- [Written problem]
Locate every line in the material below that has the word "дальним". Copy each of those lines.

- [Extracted records]
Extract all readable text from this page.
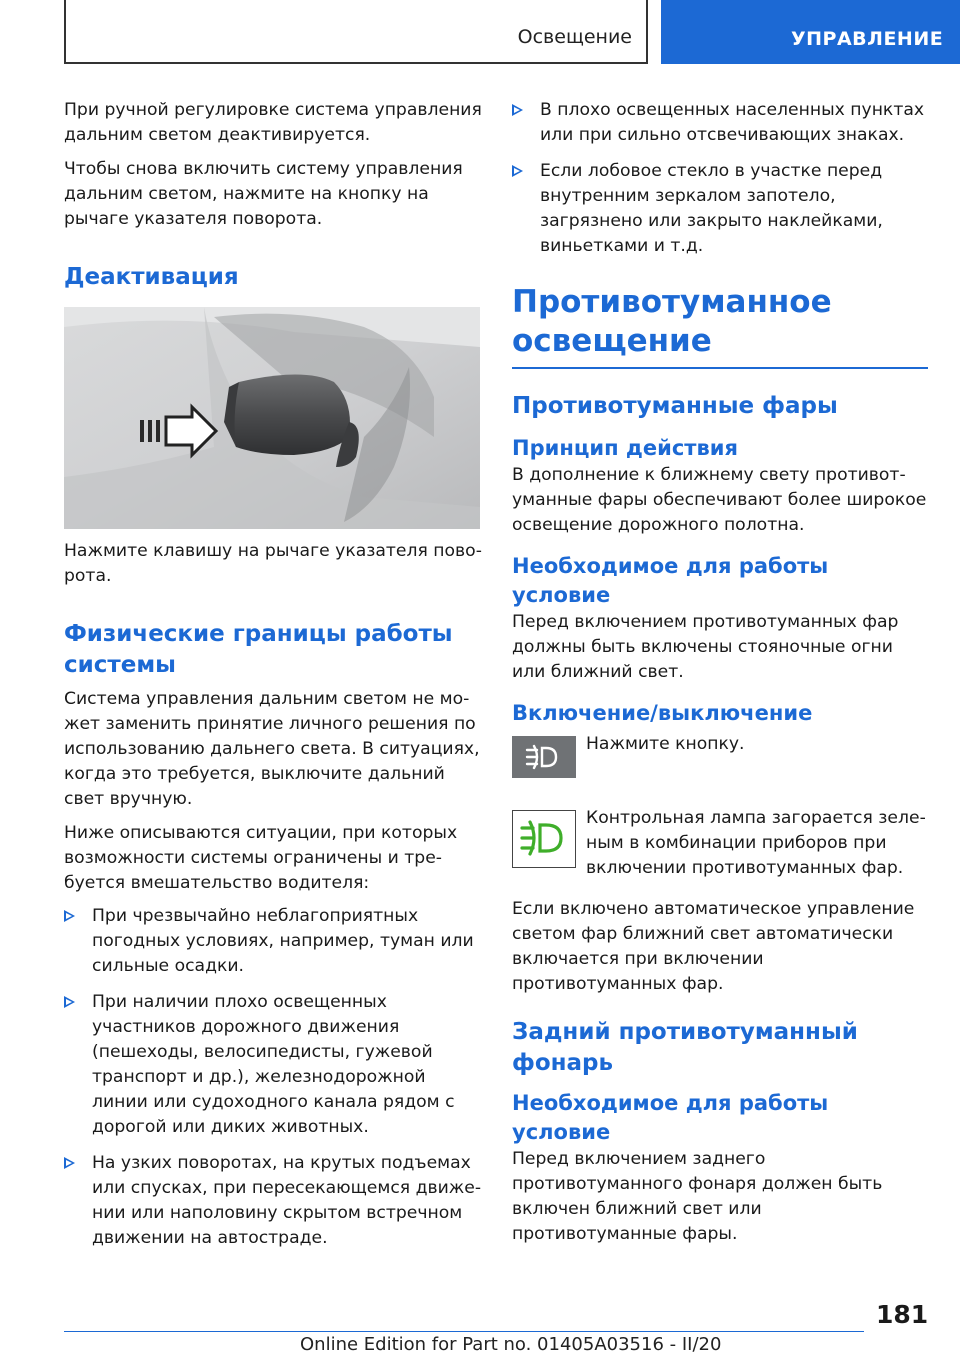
Освещение	УПРАВЛЕНИЕ

При ручной регулировке система управления дальним светом деактивируется.

Чтобы снова включить систему управления дальним светом, нажмите на кнопку на рычаге указателя поворота.

Деактивация

Нажмите клавишу на рычаге указателя поворота.

Физические границы работы системы

Система управления дальним светом не может заменить принятие личного решения по использованию дальнего света. В ситуациях, когда это требуется, выключите дальний свет вручную.

Ниже описываются ситуации, при которых возможности системы ограничены и требуется вмешательство водителя:

При чрезвычайно неблагоприятных погодных условиях, например, туман или сильные осадки.
При наличии плохо освещенных участников дорожного движения (пешеходы, велосипедисты, гужевой транспорт и др.), железнодорожной линии или судоходного канала рядом с дорогой или диких животных.
На узких поворотах, на крутых подъемах или спусках, при пересекающемся движении или наполовину скрытом встречном движении на автостраде.
В плохо освещенных населенных пунктах или при сильно отсвечивающих знаках.
Если лобовое стекло в участке перед внутренним зеркалом запотело, загрязнено или закрыто наклейками, виньетками и т.д.
Противотуманное освещение
Противотуманные фары
Принцип действия

В дополнение к ближнему свету противотуманные фары обеспечивают более широкое освещение дорожного полотна.

Необходимое для работы условие

Перед включением противотуманных фар должны быть включены стояночные огни или ближний свет.

Включение/выключение

Нажмите кнопку.

Контрольная лампа загорается зеленым в комбинации приборов при включении противотуманных фар.

Если включено автоматическое управление светом фар ближний свет автоматически включается при включении противотуманных фар.

Задний противотуманный фонарь
Необходимое для работы условие

Перед включением заднего противотуманного фонаря должен быть включен ближний свет или противотуманные фары.

181
Online Edition for Part no. 01405A03516 - II/20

- [Answer to this problem]
При ручной регулировке система управления дальним светом деактивируется.
Чтобы снова включить систему управления дальним светом, нажмите на кнопку на рычаге указателя поворота.
Система управления дальним светом не может заменить принятие личного решения по использованию дальнего света. В ситуациях, когда это требуется, выключите дальний свет вручную.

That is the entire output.